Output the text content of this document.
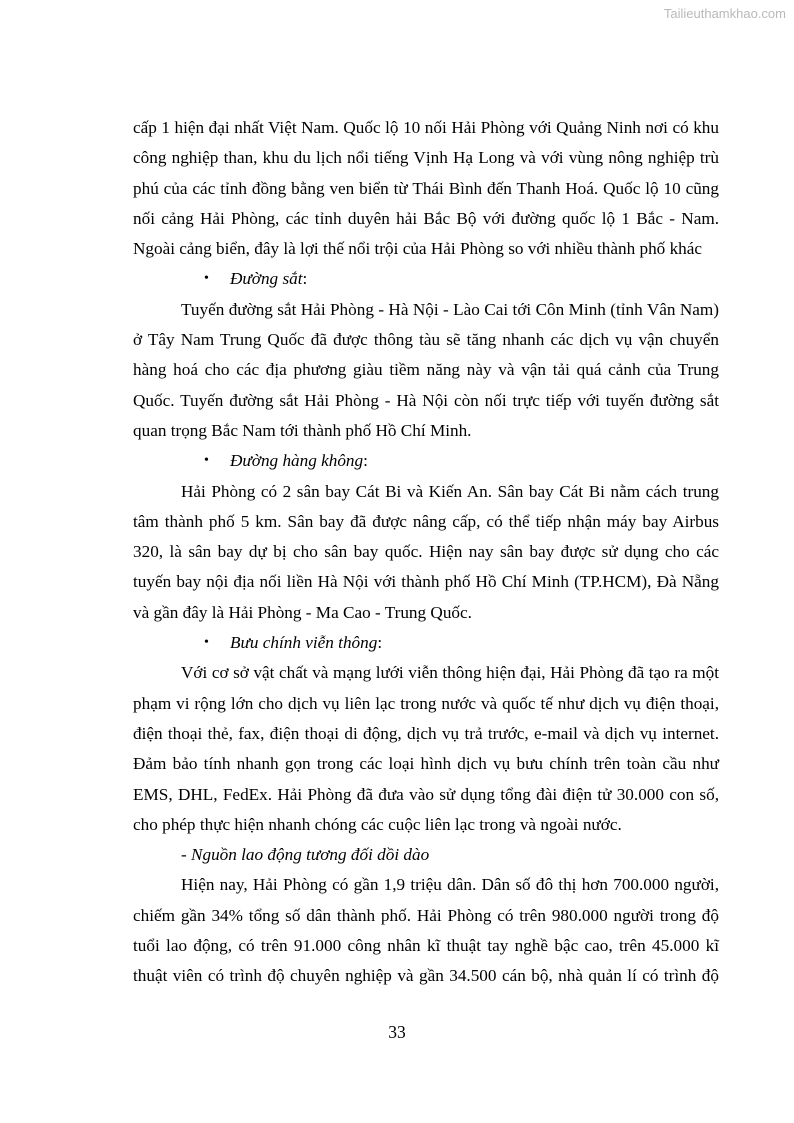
Tailieuthamkhao.com

cấp 1 hiện đại nhất Việt Nam. Quốc lộ 10 nối Hải Phòng với Quảng Ninh nơi có khu công nghiệp than, khu du lịch nổi tiếng Vịnh Hạ Long và với vùng nông nghiệp trù phú của các tỉnh đồng bằng ven biển từ Thái Bình đến Thanh Hoá. Quốc lộ 10 cũng nối cảng Hải Phòng, các tỉnh duyên hải Bắc Bộ với đường quốc lộ 1 Bắc - Nam. Ngoài cảng biển, đây là lợi thế nổi trội của Hải Phòng so với nhiều thành phố khác

• Đường sắt:

Tuyến đường sắt Hải Phòng - Hà Nội - Lào Cai tới Côn Minh (tỉnh Vân Nam) ở Tây Nam Trung Quốc đã được thông tàu sẽ tăng nhanh các dịch vụ vận chuyển hàng hoá cho các địa phương giàu tiềm năng này và vận tải quá cảnh của Trung Quốc. Tuyến đường sắt Hải Phòng - Hà Nội còn nối trực tiếp với tuyến đường sắt quan trọng Bắc Nam tới thành phố Hồ Chí Minh.

• Đường hàng không:

Hải Phòng có 2 sân bay Cát Bi và Kiến An. Sân bay Cát Bi nằm cách trung tâm thành phố 5 km. Sân bay đã được nâng cấp, có thể tiếp nhận máy bay Airbus 320, là sân bay dự bị cho sân bay quốc. Hiện nay sân bay được sử dụng cho các tuyến bay nội địa nối liền Hà Nội với thành phố Hồ Chí Minh (TP.HCM), Đà Nẵng và gần đây là Hải Phòng - Ma Cao - Trung Quốc.

• Bưu chính viễn thông:

Với cơ sở vật chất và mạng lưới viễn thông hiện đại, Hải Phòng đã tạo ra một phạm vi rộng lớn cho dịch vụ liên lạc trong nước và quốc tế như dịch vụ điện thoại, điện thoại thẻ, fax, điện thoại di động, dịch vụ trả trước, e-mail và dịch vụ internet. Đảm bảo tính nhanh gọn trong các loại hình dịch vụ bưu chính trên toàn cầu như EMS, DHL, FedEx. Hải Phòng đã đưa vào sử dụng tổng đài điện tử 30.000 con số, cho phép thực hiện nhanh chóng các cuộc liên lạc trong và ngoài nước.

- Nguồn lao động tương đối dồi dào

Hiện nay, Hải Phòng có gần 1,9 triệu dân. Dân số đô thị hơn 700.000 người, chiếm gần 34% tổng số dân thành phố. Hải Phòng có trên 980.000 người trong độ tuổi lao động, có trên 91.000 công nhân kĩ thuật tay nghề bậc cao, trên 45.000 kĩ thuật viên có trình độ chuyên nghiệp và gần 34.500 cán bộ, nhà quản lí có trình độ

33
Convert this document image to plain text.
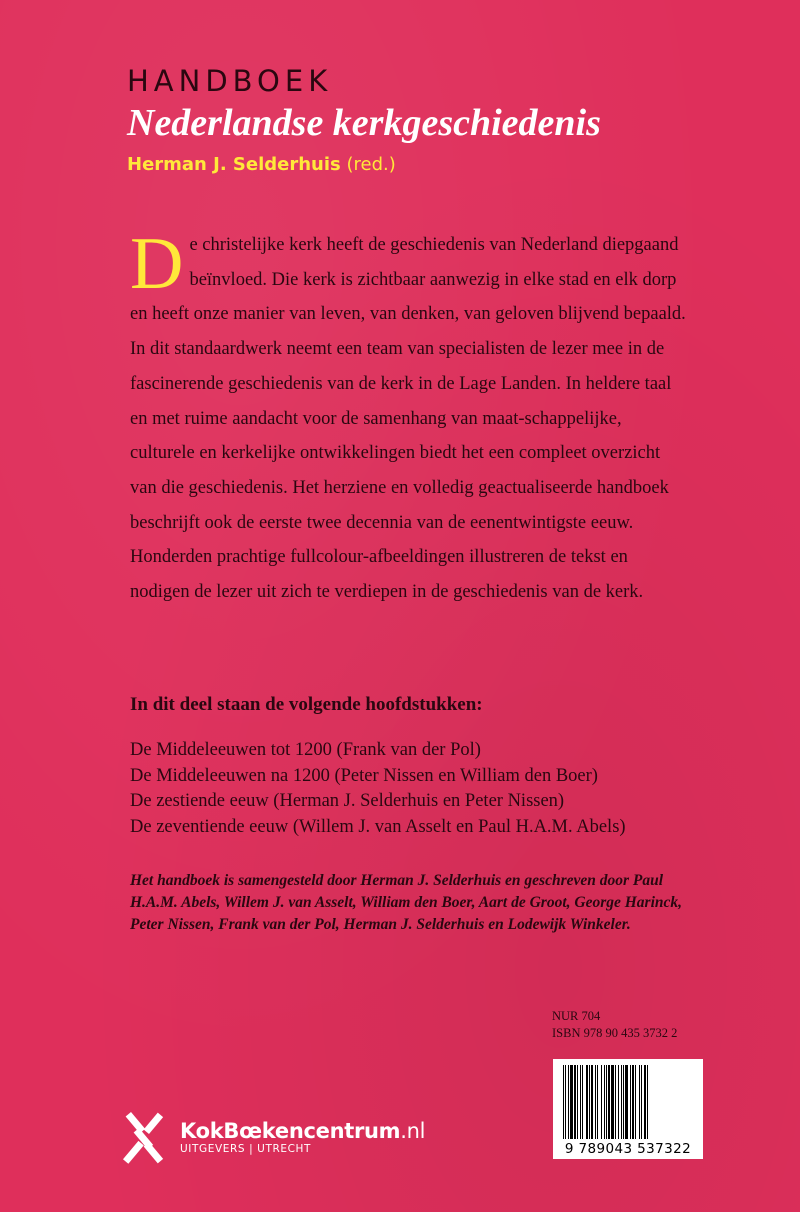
HANDBOEK
Nederlandse kerkgeschiedenis
Herman J. Selderhuis (red.)

De christelijke kerk heeft de geschiedenis van Nederland diepgaand beïnvloed. Die kerk is zichtbaar aanwezig in elke stad en elk dorp en heeft onze manier van leven, van denken, van geloven blijvend bepaald.

In dit standaardwerk neemt een team van specialisten de lezer mee in de fascinerende geschiedenis van de kerk in de Lage Landen. In heldere taal en met ruime aandacht voor de samenhang van maat-schappelijke, culturele en kerkelijke ontwikkelingen biedt het een compleet overzicht van die geschiedenis. Het herziene en volledig geactualiseerde handboek beschrijft ook de eerste twee decennia van de eenentwintigste eeuw. Honderden prachtige fullcolour-afbeeldingen illustreren de tekst en nodigen de lezer uit zich te verdiepen in de geschiedenis van de kerk.

In dit deel staan de volgende hoofdstukken:
De Middeleeuwen tot 1200 (Frank van der Pol)
De Middeleeuwen na 1200 (Peter Nissen en William den Boer)
De zestiende eeuw (Herman J. Selderhuis en Peter Nissen)
De zeventiende eeuw (Willem J. van Asselt en Paul H.A.M. Abels)
Het handboek is samengesteld door Herman J. Selderhuis en geschreven door Paul H.A.M. Abels, Willem J. van Asselt, William den Boer, Aart de Groot, George Harinck, Peter Nissen, Frank van der Pol, Herman J. Selderhuis en Lodewijk Winkeler.
NUR 704
ISBN 978 90 435 3732 2
9 789043 537322
KokBœkencentrum.nl
UITGEVERS | UTRECHT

WHAT YOU NEED TO DO: Repeat exactly the lines in the entries from the one containing "Convert this document image to plain text." to the final line, inclusive, and nothing beyond them; skip pictures.

SOLUTION FOR THIS EXERCISE:
Convert this document image to plain text.
HANDBOEK
Nederlandse kerkgeschiedenis
Herman J. Selderhuis (red.)

De christelijke kerk heeft de geschiedenis van Nederland diepgaand beïnvloed. Die kerk is zichtbaar aanwezig in elke stad en elk dorp en heeft onze manier van leven, van denken, van geloven blijvend bepaald.

In dit standaardwerk neemt een team van specialisten de lezer mee in de fascinerende geschiedenis van de kerk in de Lage Landen. In heldere taal en met ruime aandacht voor de samenhang van maat-schappelijke, culturele en kerkelijke ontwikkelingen biedt het een compleet overzicht van die geschiedenis. Het herziene en volledig geactualiseerde handboek beschrijft ook de eerste twee decennia van de eenentwintigste eeuw. Honderden prachtige fullcolour-afbeeldingen illustreren de tekst en nodigen de lezer uit zich te verdiepen in de geschiedenis van de kerk.

In dit deel staan de volgende hoofdstukken:
De Middeleeuwen tot 1200 (Frank van der Pol)
De Middeleeuwen na 1200 (Peter Nissen en William den Boer)
De zestiende eeuw (Herman J. Selderhuis en Peter Nissen)
De zeventiende eeuw (Willem J. van Asselt en Paul H.A.M. Abels)
Het handboek is samengesteld door Herman J. Selderhuis en geschreven door Paul H.A.M. Abels, Willem J. van Asselt, William den Boer, Aart de Groot, George Harinck, Peter Nissen, Frank van der Pol, Herman J. Selderhuis en Lodewijk Winkeler.
NUR 704
ISBN 978 90 435 3732 2
9 789043 537322
KokBœkencentrum.nl
UITGEVERS | UTRECHT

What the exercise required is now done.